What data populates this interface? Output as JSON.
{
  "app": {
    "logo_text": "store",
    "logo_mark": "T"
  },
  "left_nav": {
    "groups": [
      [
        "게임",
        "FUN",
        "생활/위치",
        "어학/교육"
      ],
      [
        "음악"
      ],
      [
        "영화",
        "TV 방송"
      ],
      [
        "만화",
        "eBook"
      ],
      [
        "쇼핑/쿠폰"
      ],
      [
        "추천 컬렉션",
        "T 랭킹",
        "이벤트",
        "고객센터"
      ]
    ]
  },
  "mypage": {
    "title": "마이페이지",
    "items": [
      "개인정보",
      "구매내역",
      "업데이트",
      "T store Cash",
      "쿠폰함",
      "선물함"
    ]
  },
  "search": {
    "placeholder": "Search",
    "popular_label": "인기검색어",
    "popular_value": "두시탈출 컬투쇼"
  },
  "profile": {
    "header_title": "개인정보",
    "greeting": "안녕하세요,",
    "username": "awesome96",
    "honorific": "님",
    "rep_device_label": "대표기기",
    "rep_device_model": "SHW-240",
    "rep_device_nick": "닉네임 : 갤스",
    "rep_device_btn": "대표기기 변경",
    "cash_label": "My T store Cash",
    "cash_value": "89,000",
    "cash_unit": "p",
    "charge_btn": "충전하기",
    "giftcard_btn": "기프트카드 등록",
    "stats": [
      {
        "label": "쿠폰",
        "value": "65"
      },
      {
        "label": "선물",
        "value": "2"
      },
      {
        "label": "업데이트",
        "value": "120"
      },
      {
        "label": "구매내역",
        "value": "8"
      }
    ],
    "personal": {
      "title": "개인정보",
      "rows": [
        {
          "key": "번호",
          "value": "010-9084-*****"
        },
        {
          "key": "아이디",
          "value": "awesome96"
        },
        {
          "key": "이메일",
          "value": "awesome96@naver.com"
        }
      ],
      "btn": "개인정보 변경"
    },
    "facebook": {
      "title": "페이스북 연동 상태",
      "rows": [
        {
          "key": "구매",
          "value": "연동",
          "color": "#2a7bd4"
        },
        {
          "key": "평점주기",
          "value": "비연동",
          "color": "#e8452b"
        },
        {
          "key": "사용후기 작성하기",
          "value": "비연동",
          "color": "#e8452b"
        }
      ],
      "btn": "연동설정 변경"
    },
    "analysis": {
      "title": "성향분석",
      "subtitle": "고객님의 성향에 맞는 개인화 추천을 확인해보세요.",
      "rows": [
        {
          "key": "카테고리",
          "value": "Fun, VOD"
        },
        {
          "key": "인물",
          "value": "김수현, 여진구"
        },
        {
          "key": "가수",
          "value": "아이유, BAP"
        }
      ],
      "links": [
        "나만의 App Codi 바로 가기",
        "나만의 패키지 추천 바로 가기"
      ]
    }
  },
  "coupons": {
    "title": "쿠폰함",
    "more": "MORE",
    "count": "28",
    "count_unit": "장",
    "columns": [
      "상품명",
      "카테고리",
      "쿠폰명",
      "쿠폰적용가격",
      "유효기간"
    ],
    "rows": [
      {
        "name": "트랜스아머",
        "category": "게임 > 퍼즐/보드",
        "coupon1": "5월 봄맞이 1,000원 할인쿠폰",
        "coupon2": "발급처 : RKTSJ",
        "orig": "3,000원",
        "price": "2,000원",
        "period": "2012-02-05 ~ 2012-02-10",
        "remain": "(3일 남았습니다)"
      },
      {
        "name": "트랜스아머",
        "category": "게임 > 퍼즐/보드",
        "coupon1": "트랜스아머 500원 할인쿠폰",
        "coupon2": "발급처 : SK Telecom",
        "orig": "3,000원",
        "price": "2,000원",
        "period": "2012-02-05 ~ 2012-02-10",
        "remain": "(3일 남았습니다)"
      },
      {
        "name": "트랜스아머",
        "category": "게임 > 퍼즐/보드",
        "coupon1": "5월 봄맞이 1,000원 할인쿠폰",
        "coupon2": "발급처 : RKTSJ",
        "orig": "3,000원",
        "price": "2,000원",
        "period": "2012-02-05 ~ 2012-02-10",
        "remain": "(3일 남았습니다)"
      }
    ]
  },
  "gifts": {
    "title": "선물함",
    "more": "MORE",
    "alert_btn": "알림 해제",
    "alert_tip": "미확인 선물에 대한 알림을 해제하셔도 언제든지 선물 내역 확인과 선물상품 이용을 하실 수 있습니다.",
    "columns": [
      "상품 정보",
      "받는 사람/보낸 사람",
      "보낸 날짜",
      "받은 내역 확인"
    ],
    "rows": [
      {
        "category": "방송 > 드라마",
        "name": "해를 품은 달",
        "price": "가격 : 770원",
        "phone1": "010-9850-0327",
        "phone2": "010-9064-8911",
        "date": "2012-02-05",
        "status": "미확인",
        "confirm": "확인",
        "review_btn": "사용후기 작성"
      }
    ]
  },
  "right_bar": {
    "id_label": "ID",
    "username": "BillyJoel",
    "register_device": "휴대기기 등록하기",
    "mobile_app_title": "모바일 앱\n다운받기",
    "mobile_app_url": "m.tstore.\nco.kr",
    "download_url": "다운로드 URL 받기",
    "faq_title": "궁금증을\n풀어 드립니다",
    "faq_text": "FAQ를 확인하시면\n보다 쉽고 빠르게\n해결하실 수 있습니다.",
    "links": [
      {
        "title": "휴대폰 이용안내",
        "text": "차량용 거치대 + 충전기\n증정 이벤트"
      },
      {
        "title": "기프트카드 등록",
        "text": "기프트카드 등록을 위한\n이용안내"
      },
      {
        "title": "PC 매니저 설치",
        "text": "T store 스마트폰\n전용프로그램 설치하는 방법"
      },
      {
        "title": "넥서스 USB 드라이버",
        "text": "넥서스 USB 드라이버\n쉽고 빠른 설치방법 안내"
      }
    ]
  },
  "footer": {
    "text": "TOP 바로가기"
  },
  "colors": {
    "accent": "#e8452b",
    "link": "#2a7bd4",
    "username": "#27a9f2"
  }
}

▬▬▬▬▬▬▬▬▬▬

Transcribe every entry word for word.

What data populates this interface? Output as JSON.
{
  "app": {
    "logo_text": "store",
    "logo_mark": "T"
  },
  "left_nav": {
    "groups": [
      [
        "게임",
        "FUN",
        "생활/위치",
        "어학/교육"
      ],
      [
        "음악"
      ],
      [
        "영화",
        "TV 방송"
      ],
      [
        "만화",
        "eBook"
      ],
      [
        "쇼핑/쿠폰"
      ],
      [
        "추천 컬렉션",
        "T 랭킹",
        "이벤트",
        "고객센터"
      ]
    ]
  },
  "mypage": {
    "title": "마이페이지",
    "items": [
      "개인정보",
      "구매내역",
      "업데이트",
      "T store Cash",
      "쿠폰함",
      "선물함"
    ]
  },
  "search": {
    "placeholder": "Search",
    "popular_label": "인기검색어",
    "popular_value": "두시탈출 컬투쇼"
  },
  "profile": {
    "header_title": "개인정보",
    "greeting": "안녕하세요,",
    "username": "awesome96",
    "honorific": "님",
    "rep_device_label": "대표기기",
    "rep_device_model": "SHW-240",
    "rep_device_nick": "닉네임 : 갤스",
    "rep_device_btn": "대표기기 변경",
    "cash_label": "My T store Cash",
    "cash_value": "89,000",
    "cash_unit": "p",
    "charge_btn": "충전하기",
    "giftcard_btn": "기프트카드 등록",
    "stats": [
      {
        "label": "쿠폰",
        "value": "65"
      },
      {
        "label": "선물",
        "value": "2"
      },
      {
        "label": "업데이트",
        "value": "120"
      },
      {
        "label": "구매내역",
        "value": "8"
      }
    ],
    "personal": {
      "title": "개인정보",
      "rows": [
        {
          "key": "번호",
          "value": "010-9084-*****"
        },
        {
          "key": "아이디",
          "value": "awesome96"
        },
        {
          "key": "이메일",
          "value": "awesome96@naver.com"
        }
      ],
      "btn": "개인정보 변경"
    },
    "facebook": {
      "title": "페이스북 연동 상태",
      "rows": [
        {
          "key": "구매",
          "value": "연동",
          "color": "#2a7bd4"
        },
        {
          "key": "평점주기",
          "value": "비연동",
          "color": "#e8452b"
        },
        {
          "key": "사용후기 작성하기",
          "value": "비연동",
          "color": "#e8452b"
        }
      ],
      "btn": "연동설정 변경"
    },
    "analysis": {
      "title": "성향분석",
      "subtitle": "고객님의 성향에 맞는 개인화 추천을 확인해보세요.",
      "rows": [
        {
          "key": "카테고리",
          "value": "Fun, VOD"
        },
        {
          "key": "인물",
          "value": "김수현, 여진구"
        },
        {
          "key": "가수",
          "value": "아이유, BAP"
        }
      ],
      "links": [
        "나만의 App Codi 바로 가기",
        "나만의 패키지 추천 바로 가기"
      ]
    }
  },
  "coupons": {
    "title": "쿠폰함",
    "more": "MORE",
    "count": "28",
    "count_unit": "장",
    "columns": [
      "상품명",
      "카테고리",
      "쿠폰명",
      "쿠폰적용가격",
      "유효기간"
    ],
    "rows": [
      {
        "name": "트랜스아머",
        "category": "게임 > 퍼즐/보드",
        "coupon1": "5월 봄맞이 1,000원 할인쿠폰",
        "coupon2": "발급처 : RKTSJ",
        "orig": "3,000원",
        "price": "2,000원",
        "period": "2012-02-05 ~ 2012-02-10",
        "remain": "(3일 남았습니다)"
      },
      {
        "name": "트랜스아머",
        "category": "게임 > 퍼즐/보드",
        "coupon1": "트랜스아머 500원 할인쿠폰",
        "coupon2": "발급처 : SK Telecom",
        "orig": "3,000원",
        "price": "2,000원",
        "period": "2012-02-05 ~ 2012-02-10",
        "remain": "(3일 남았습니다)"
      },
      {
        "name": "트랜스아머",
        "category": "게임 > 퍼즐/보드",
        "coupon1": "5월 봄맞이 1,000원 할인쿠폰",
        "coupon2": "발급처 : RKTSJ",
        "orig": "3,000원",
        "price": "2,000원",
        "period": "2012-02-05 ~ 2012-02-10",
        "remain": "(3일 남았습니다)"
      }
    ]
  },
  "gifts": {
    "title": "선물함",
    "more": "MORE",
    "alert_btn": "알림 해제",
    "alert_tip": "미확인 선물에 대한 알림을 해제하셔도 언제든지 선물 내역 확인과 선물상품 이용을 하실 수 있습니다.",
    "columns": [
      "상품 정보",
      "받는 사람/보낸 사람",
      "보낸 날짜",
      "받은 내역 확인"
    ],
    "rows": [
      {
        "category": "방송 > 드라마",
        "name": "해를 품은 달",
        "price": "가격 : 770원",
        "phone1": "010-9850-0327",
        "phone2": "010-9064-8911",
        "date": "2012-02-05",
        "status": "미확인",
        "confirm": "확인",
        "review_btn": "사용후기 작성"
      }
    ]
  },
  "right_bar": {
    "id_label": "ID",
    "username": "BillyJoel",
    "register_device": "휴대기기 등록하기",
    "mobile_app_title": "모바일 앱\n다운받기",
    "mobile_app_url": "m.tstore.\nco.kr",
    "download_url": "다운로드 URL 받기",
    "faq_title": "궁금증을\n풀어 드립니다",
    "faq_text": "FAQ를 확인하시면\n보다 쉽고 빠르게\n해결하실 수 있습니다.",
    "links": [
      {
        "title": "휴대폰 이용안내",
        "text": "차량용 거치대 + 충전기\n증정 이벤트"
      },
      {
        "title": "기프트카드 등록",
        "text": "기프트카드 등록을 위한\n이용안내"
      },
      {
        "title": "PC 매니저 설치",
        "text": "T store 스마트폰\n전용프로그램 설치하는 방법"
      },
      {
        "title": "넥서스 USB 드라이버",
        "text": "넥서스 USB 드라이버\n쉽고 빠른 설치방법 안내"
      }
    ]
  },
  "footer": {
    "text": "TOP 바로가기"
  },
  "colors": {
    "accent": "#e8452b",
    "link": "#2a7bd4",
    "username": "#27a9f2"
  }
}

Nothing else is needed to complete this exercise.